**Given entries:**
>>>>

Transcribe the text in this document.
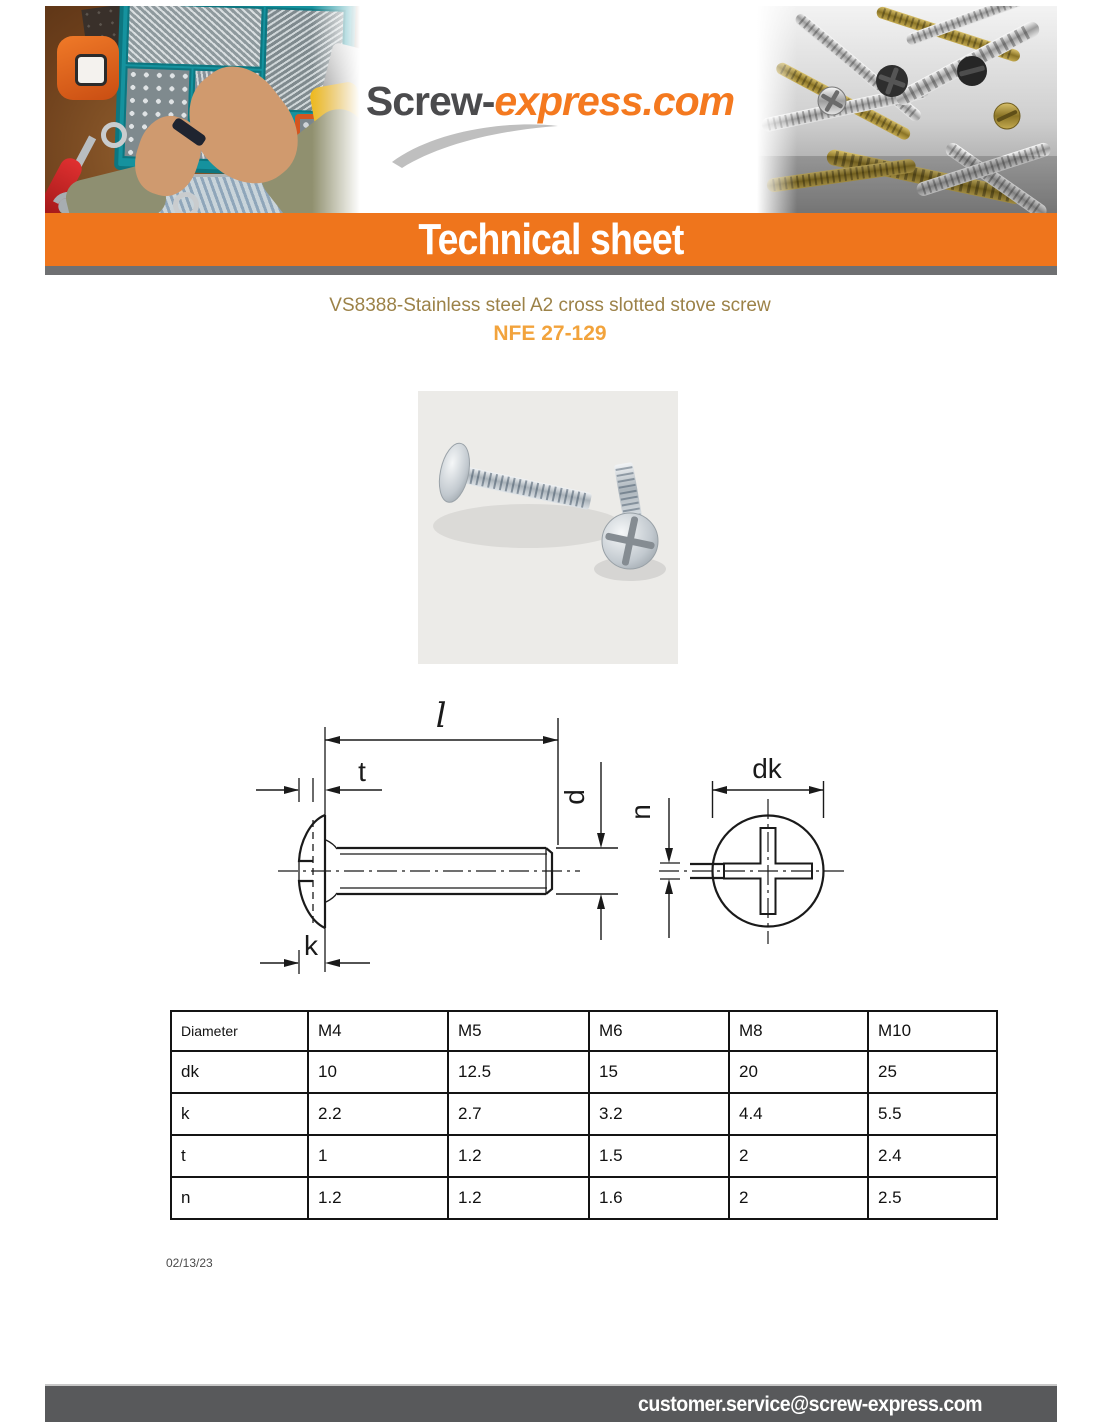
Screw-express.com
Technical sheet
VS8388-Stainless steel A2 cross slotted stove screw
NFE 27-129
l
t
k
d
n
dk
Diameter	M4	M5	M6	M8	M10
dk	10	12.5	15	20	25
k	2.2	2.7	3.2	4.4	5.5
t	1	1.2	1.5	2	2.4
n	1.2	1.2	1.6	2	2.5
02/13/23
customer.service@screw-express.com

<<<<

Copy out each line of the data containing the string "express".

**Solution to this task:**
Screw-express.com
customer.service@screw-express.com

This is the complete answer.